**Given problem**
Leave out the pictures and repeat the data exactly.

Figure record listings:

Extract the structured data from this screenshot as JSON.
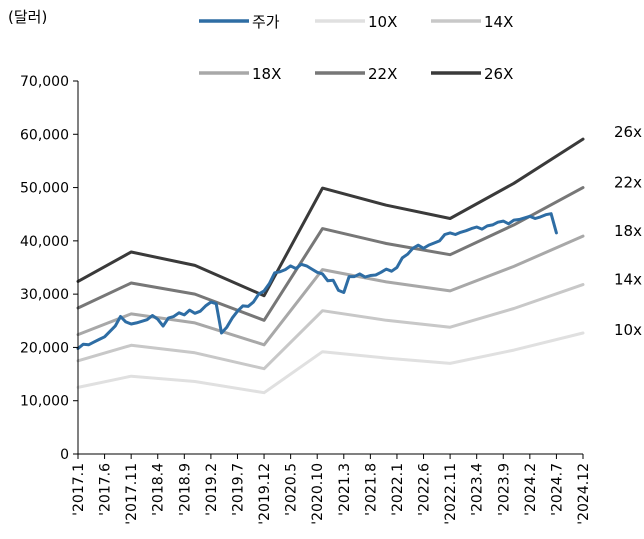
{
  "chart_data": {
    "type": "line",
    "unit_label": "(달러)",
    "ylim": [
      0,
      70000
    ],
    "yticks": [
      "0",
      "10,000",
      "20,000",
      "30,000",
      "40,000",
      "50,000",
      "60,000",
      "70,000"
    ],
    "ytick_values": [
      0,
      10000,
      20000,
      30000,
      40000,
      50000,
      60000,
      70000
    ],
    "xticks": [
      "'2017.1",
      "'2017.6",
      "'2017.11",
      "'2018.4",
      "'2018.9",
      "'2019.2",
      "'2019.7",
      "'2019.12",
      "'2020.5",
      "'2020.10",
      "'2021.3",
      "'2021.8",
      "'2022.1",
      "'2022.6",
      "'2022.11",
      "'2023.4",
      "'2023.9",
      "'2024.2",
      "'2024.7",
      "'2024.12"
    ],
    "x_range_months": [
      0,
      95
    ],
    "grid": false,
    "legend_position": "top",
    "series": [
      {
        "name": "주가",
        "color": "#2e6da4",
        "width": 3,
        "x": [
          0,
          1,
          2,
          3,
          4,
          5,
          6,
          7,
          8,
          9,
          10,
          11,
          12,
          13,
          14,
          15,
          16,
          17,
          18,
          19,
          20,
          21,
          22,
          23,
          24,
          25,
          26,
          27,
          28,
          29,
          30,
          31,
          32,
          33,
          34,
          35,
          36,
          37,
          38,
          39,
          40,
          41,
          42,
          43,
          44,
          45,
          46,
          47,
          48,
          49,
          50,
          51,
          52,
          53,
          54,
          55,
          56,
          57,
          58,
          59,
          60,
          61,
          62,
          63,
          64,
          65,
          66,
          67,
          68,
          69,
          70,
          71,
          72,
          73,
          74,
          75,
          76,
          77,
          78,
          79,
          80,
          81,
          82,
          83,
          84,
          85,
          86,
          87,
          88,
          89,
          90
        ],
        "y": [
          19800,
          20600,
          20500,
          21000,
          21500,
          22000,
          23000,
          24000,
          25800,
          24800,
          24400,
          24600,
          24900,
          25200,
          26000,
          25300,
          24000,
          25500,
          25800,
          26500,
          26100,
          27000,
          26400,
          26800,
          27800,
          28500,
          28200,
          22700,
          23800,
          25500,
          26800,
          27800,
          27700,
          28500,
          30000,
          30600,
          32000,
          34000,
          34200,
          34600,
          35300,
          34800,
          35600,
          35300,
          34700,
          34100,
          33800,
          32500,
          32600,
          30700,
          30300,
          33300,
          33300,
          33800,
          33200,
          33500,
          33600,
          34100,
          34700,
          34300,
          35000,
          36800,
          37500,
          38600,
          39200,
          38600,
          39200,
          39600,
          40000,
          41200,
          41500,
          41200,
          41600,
          41900,
          42300,
          42600,
          42200,
          42800,
          43000,
          43500,
          43700,
          43200,
          43900,
          44000,
          44300,
          44600,
          44200,
          44500,
          44900,
          45100,
          41500
        ]
      },
      {
        "name": "10X",
        "color": "#e0e0e0",
        "width": 3,
        "x": [
          0,
          10,
          22,
          35,
          46,
          58,
          70,
          82,
          95
        ],
        "y": [
          12500,
          14600,
          13600,
          11500,
          19200,
          18000,
          17000,
          19500,
          22700
        ]
      },
      {
        "name": "14X",
        "color": "#c8c8c8",
        "width": 3,
        "x": [
          0,
          10,
          22,
          35,
          46,
          58,
          70,
          82,
          95
        ],
        "y": [
          17500,
          20400,
          19000,
          16000,
          26900,
          25100,
          23800,
          27300,
          31800
        ]
      },
      {
        "name": "18X",
        "color": "#a8a8a8",
        "width": 3,
        "x": [
          0,
          10,
          22,
          35,
          46,
          58,
          70,
          82,
          95
        ],
        "y": [
          22400,
          26300,
          24600,
          20500,
          34600,
          32300,
          30600,
          35200,
          40900
        ]
      },
      {
        "name": "22X",
        "color": "#777777",
        "width": 3,
        "x": [
          0,
          10,
          22,
          35,
          46,
          58,
          70,
          82,
          95
        ],
        "y": [
          27400,
          32100,
          30000,
          25100,
          42300,
          39500,
          37400,
          43000,
          50000
        ]
      },
      {
        "name": "26X",
        "color": "#3a3a3a",
        "width": 3,
        "x": [
          0,
          10,
          22,
          35,
          46,
          58,
          70,
          82,
          95
        ],
        "y": [
          32400,
          37900,
          35400,
          29700,
          49900,
          46700,
          44200,
          50800,
          59100
        ]
      }
    ],
    "end_labels": [
      "26x",
      "22x",
      "18x",
      "14x",
      "10x"
    ]
  }
}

**Complete answer**
Extract the structured data from this screenshot as JSON.
{
  "chart_data": {
    "type": "line",
    "unit_label": "(달러)",
    "ylim": [
      0,
      70000
    ],
    "yticks": [
      "0",
      "10,000",
      "20,000",
      "30,000",
      "40,000",
      "50,000",
      "60,000",
      "70,000"
    ],
    "ytick_values": [
      0,
      10000,
      20000,
      30000,
      40000,
      50000,
      60000,
      70000
    ],
    "xticks": [
      "'2017.1",
      "'2017.6",
      "'2017.11",
      "'2018.4",
      "'2018.9",
      "'2019.2",
      "'2019.7",
      "'2019.12",
      "'2020.5",
      "'2020.10",
      "'2021.3",
      "'2021.8",
      "'2022.1",
      "'2022.6",
      "'2022.11",
      "'2023.4",
      "'2023.9",
      "'2024.2",
      "'2024.7",
      "'2024.12"
    ],
    "x_range_months": [
      0,
      95
    ],
    "grid": false,
    "legend_position": "top",
    "series": [
      {
        "name": "주가",
        "color": "#2e6da4",
        "width": 3,
        "x": [
          0,
          1,
          2,
          3,
          4,
          5,
          6,
          7,
          8,
          9,
          10,
          11,
          12,
          13,
          14,
          15,
          16,
          17,
          18,
          19,
          20,
          21,
          22,
          23,
          24,
          25,
          26,
          27,
          28,
          29,
          30,
          31,
          32,
          33,
          34,
          35,
          36,
          37,
          38,
          39,
          40,
          41,
          42,
          43,
          44,
          45,
          46,
          47,
          48,
          49,
          50,
          51,
          52,
          53,
          54,
          55,
          56,
          57,
          58,
          59,
          60,
          61,
          62,
          63,
          64,
          65,
          66,
          67,
          68,
          69,
          70,
          71,
          72,
          73,
          74,
          75,
          76,
          77,
          78,
          79,
          80,
          81,
          82,
          83,
          84,
          85,
          86,
          87,
          88,
          89,
          90
        ],
        "y": [
          19800,
          20600,
          20500,
          21000,
          21500,
          22000,
          23000,
          24000,
          25800,
          24800,
          24400,
          24600,
          24900,
          25200,
          26000,
          25300,
          24000,
          25500,
          25800,
          26500,
          26100,
          27000,
          26400,
          26800,
          27800,
          28500,
          28200,
          22700,
          23800,
          25500,
          26800,
          27800,
          27700,
          28500,
          30000,
          30600,
          32000,
          34000,
          34200,
          34600,
          35300,
          34800,
          35600,
          35300,
          34700,
          34100,
          33800,
          32500,
          32600,
          30700,
          30300,
          33300,
          33300,
          33800,
          33200,
          33500,
          33600,
          34100,
          34700,
          34300,
          35000,
          36800,
          37500,
          38600,
          39200,
          38600,
          39200,
          39600,
          40000,
          41200,
          41500,
          41200,
          41600,
          41900,
          42300,
          42600,
          42200,
          42800,
          43000,
          43500,
          43700,
          43200,
          43900,
          44000,
          44300,
          44600,
          44200,
          44500,
          44900,
          45100,
          41500
        ]
      },
      {
        "name": "10X",
        "color": "#e0e0e0",
        "width": 3,
        "x": [
          0,
          10,
          22,
          35,
          46,
          58,
          70,
          82,
          95
        ],
        "y": [
          12500,
          14600,
          13600,
          11500,
          19200,
          18000,
          17000,
          19500,
          22700
        ]
      },
      {
        "name": "14X",
        "color": "#c8c8c8",
        "width": 3,
        "x": [
          0,
          10,
          22,
          35,
          46,
          58,
          70,
          82,
          95
        ],
        "y": [
          17500,
          20400,
          19000,
          16000,
          26900,
          25100,
          23800,
          27300,
          31800
        ]
      },
      {
        "name": "18X",
        "color": "#a8a8a8",
        "width": 3,
        "x": [
          0,
          10,
          22,
          35,
          46,
          58,
          70,
          82,
          95
        ],
        "y": [
          22400,
          26300,
          24600,
          20500,
          34600,
          32300,
          30600,
          35200,
          40900
        ]
      },
      {
        "name": "22X",
        "color": "#777777",
        "width": 3,
        "x": [
          0,
          10,
          22,
          35,
          46,
          58,
          70,
          82,
          95
        ],
        "y": [
          27400,
          32100,
          30000,
          25100,
          42300,
          39500,
          37400,
          43000,
          50000
        ]
      },
      {
        "name": "26X",
        "color": "#3a3a3a",
        "width": 3,
        "x": [
          0,
          10,
          22,
          35,
          46,
          58,
          70,
          82,
          95
        ],
        "y": [
          32400,
          37900,
          35400,
          29700,
          49900,
          46700,
          44200,
          50800,
          59100
        ]
      }
    ],
    "end_labels": [
      "26x",
      "22x",
      "18x",
      "14x",
      "10x"
    ]
  }
}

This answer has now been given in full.